Write out the full listing again, exactly as it stands.

===

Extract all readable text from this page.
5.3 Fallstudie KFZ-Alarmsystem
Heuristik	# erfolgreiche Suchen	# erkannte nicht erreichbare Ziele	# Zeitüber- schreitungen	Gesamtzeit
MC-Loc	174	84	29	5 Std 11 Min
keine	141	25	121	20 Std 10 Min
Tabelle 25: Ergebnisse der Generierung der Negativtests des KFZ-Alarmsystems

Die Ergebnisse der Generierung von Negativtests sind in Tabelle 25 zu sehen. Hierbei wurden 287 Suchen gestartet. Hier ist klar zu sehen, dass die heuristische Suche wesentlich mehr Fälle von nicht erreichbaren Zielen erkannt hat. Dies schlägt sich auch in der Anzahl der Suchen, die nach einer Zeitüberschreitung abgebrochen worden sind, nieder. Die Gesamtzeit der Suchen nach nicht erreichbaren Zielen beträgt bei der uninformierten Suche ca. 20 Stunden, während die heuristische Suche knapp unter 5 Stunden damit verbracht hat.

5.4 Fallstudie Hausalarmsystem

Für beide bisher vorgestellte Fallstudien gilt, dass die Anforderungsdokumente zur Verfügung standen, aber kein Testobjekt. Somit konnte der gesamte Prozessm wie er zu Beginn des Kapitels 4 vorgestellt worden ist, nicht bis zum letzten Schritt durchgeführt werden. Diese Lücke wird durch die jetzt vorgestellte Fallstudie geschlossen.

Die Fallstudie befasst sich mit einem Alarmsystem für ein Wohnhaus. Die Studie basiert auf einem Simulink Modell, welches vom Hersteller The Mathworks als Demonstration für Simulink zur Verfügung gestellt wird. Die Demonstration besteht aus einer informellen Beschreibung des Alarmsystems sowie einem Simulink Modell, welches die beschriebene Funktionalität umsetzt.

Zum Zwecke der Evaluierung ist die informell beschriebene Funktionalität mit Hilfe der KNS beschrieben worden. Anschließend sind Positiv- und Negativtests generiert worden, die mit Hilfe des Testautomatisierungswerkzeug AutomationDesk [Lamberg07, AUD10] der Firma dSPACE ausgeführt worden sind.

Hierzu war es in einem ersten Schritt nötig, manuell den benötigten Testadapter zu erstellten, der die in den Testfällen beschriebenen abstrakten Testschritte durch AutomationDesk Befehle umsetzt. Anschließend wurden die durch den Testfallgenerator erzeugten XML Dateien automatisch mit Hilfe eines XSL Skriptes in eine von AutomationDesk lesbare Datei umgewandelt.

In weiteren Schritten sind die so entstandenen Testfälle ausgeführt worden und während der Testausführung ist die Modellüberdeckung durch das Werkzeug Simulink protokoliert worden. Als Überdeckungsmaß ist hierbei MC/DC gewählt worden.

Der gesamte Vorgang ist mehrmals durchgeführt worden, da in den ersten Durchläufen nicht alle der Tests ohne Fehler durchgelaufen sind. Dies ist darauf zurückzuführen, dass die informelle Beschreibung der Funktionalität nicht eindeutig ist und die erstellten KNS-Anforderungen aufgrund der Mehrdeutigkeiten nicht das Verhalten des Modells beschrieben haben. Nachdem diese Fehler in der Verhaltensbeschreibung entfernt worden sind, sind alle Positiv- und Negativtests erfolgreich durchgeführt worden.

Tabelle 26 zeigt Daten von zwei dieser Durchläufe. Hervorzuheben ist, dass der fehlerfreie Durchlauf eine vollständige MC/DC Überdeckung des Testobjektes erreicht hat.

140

===

◆ **Response to this exercise**
Extract all readable text from this page.
5.3 Fallstudie KFZ-Alarmsystem
Heuristik	# erfolgreiche Suchen	# erkannte nicht erreichbare Ziele	# Zeitüber- schreitungen	Gesamtzeit
MC-Loc	174	84	29	5 Std 11 Min
keine	141	25	121	20 Std 10 Min
Tabelle 25: Ergebnisse der Generierung der Negativtests des KFZ-Alarmsystems

Die Ergebnisse der Generierung von Negativtests sind in Tabelle 25 zu sehen. Hierbei wurden 287 Suchen gestartet. Hier ist klar zu sehen, dass die heuristische Suche wesentlich mehr Fälle von nicht erreichbaren Zielen erkannt hat. Dies schlägt sich auch in der Anzahl der Suchen, die nach einer Zeitüberschreitung abgebrochen worden sind, nieder. Die Gesamtzeit der Suchen nach nicht erreichbaren Zielen beträgt bei der uninformierten Suche ca. 20 Stunden, während die heuristische Suche knapp unter 5 Stunden damit verbracht hat.

5.4 Fallstudie Hausalarmsystem

Für beide bisher vorgestellte Fallstudien gilt, dass die Anforderungsdokumente zur Verfügung standen, aber kein Testobjekt. Somit konnte der gesamte Prozessm wie er zu Beginn des Kapitels 4 vorgestellt worden ist, nicht bis zum letzten Schritt durchgeführt werden. Diese Lücke wird durch die jetzt vorgestellte Fallstudie geschlossen.

Die Fallstudie befasst sich mit einem Alarmsystem für ein Wohnhaus. Die Studie basiert auf einem Simulink Modell, welches vom Hersteller The Mathworks als Demonstration für Simulink zur Verfügung gestellt wird. Die Demonstration besteht aus einer informellen Beschreibung des Alarmsystems sowie einem Simulink Modell, welches die beschriebene Funktionalität umsetzt.

Zum Zwecke der Evaluierung ist die informell beschriebene Funktionalität mit Hilfe der KNS beschrieben worden. Anschließend sind Positiv- und Negativtests generiert worden, die mit Hilfe des Testautomatisierungswerkzeug AutomationDesk [Lamberg07, AUD10] der Firma dSPACE ausgeführt worden sind.

Hierzu war es in einem ersten Schritt nötig, manuell den benötigten Testadapter zu erstellten, der die in den Testfällen beschriebenen abstrakten Testschritte durch AutomationDesk Befehle umsetzt. Anschließend wurden die durch den Testfallgenerator erzeugten XML Dateien automatisch mit Hilfe eines XSL Skriptes in eine von AutomationDesk lesbare Datei umgewandelt.

In weiteren Schritten sind die so entstandenen Testfälle ausgeführt worden und während der Testausführung ist die Modellüberdeckung durch das Werkzeug Simulink protokoliert worden. Als Überdeckungsmaß ist hierbei MC/DC gewählt worden.

Der gesamte Vorgang ist mehrmals durchgeführt worden, da in den ersten Durchläufen nicht alle der Tests ohne Fehler durchgelaufen sind. Dies ist darauf zurückzuführen, dass die informelle Beschreibung der Funktionalität nicht eindeutig ist und die erstellten KNS-Anforderungen aufgrund der Mehrdeutigkeiten nicht das Verhalten des Modells beschrieben haben. Nachdem diese Fehler in der Verhaltensbeschreibung entfernt worden sind, sind alle Positiv- und Negativtests erfolgreich durchgeführt worden.

Tabelle 26 zeigt Daten von zwei dieser Durchläufe. Hervorzuheben ist, dass der fehlerfreie Durchlauf eine vollständige MC/DC Überdeckung des Testobjektes erreicht hat.

140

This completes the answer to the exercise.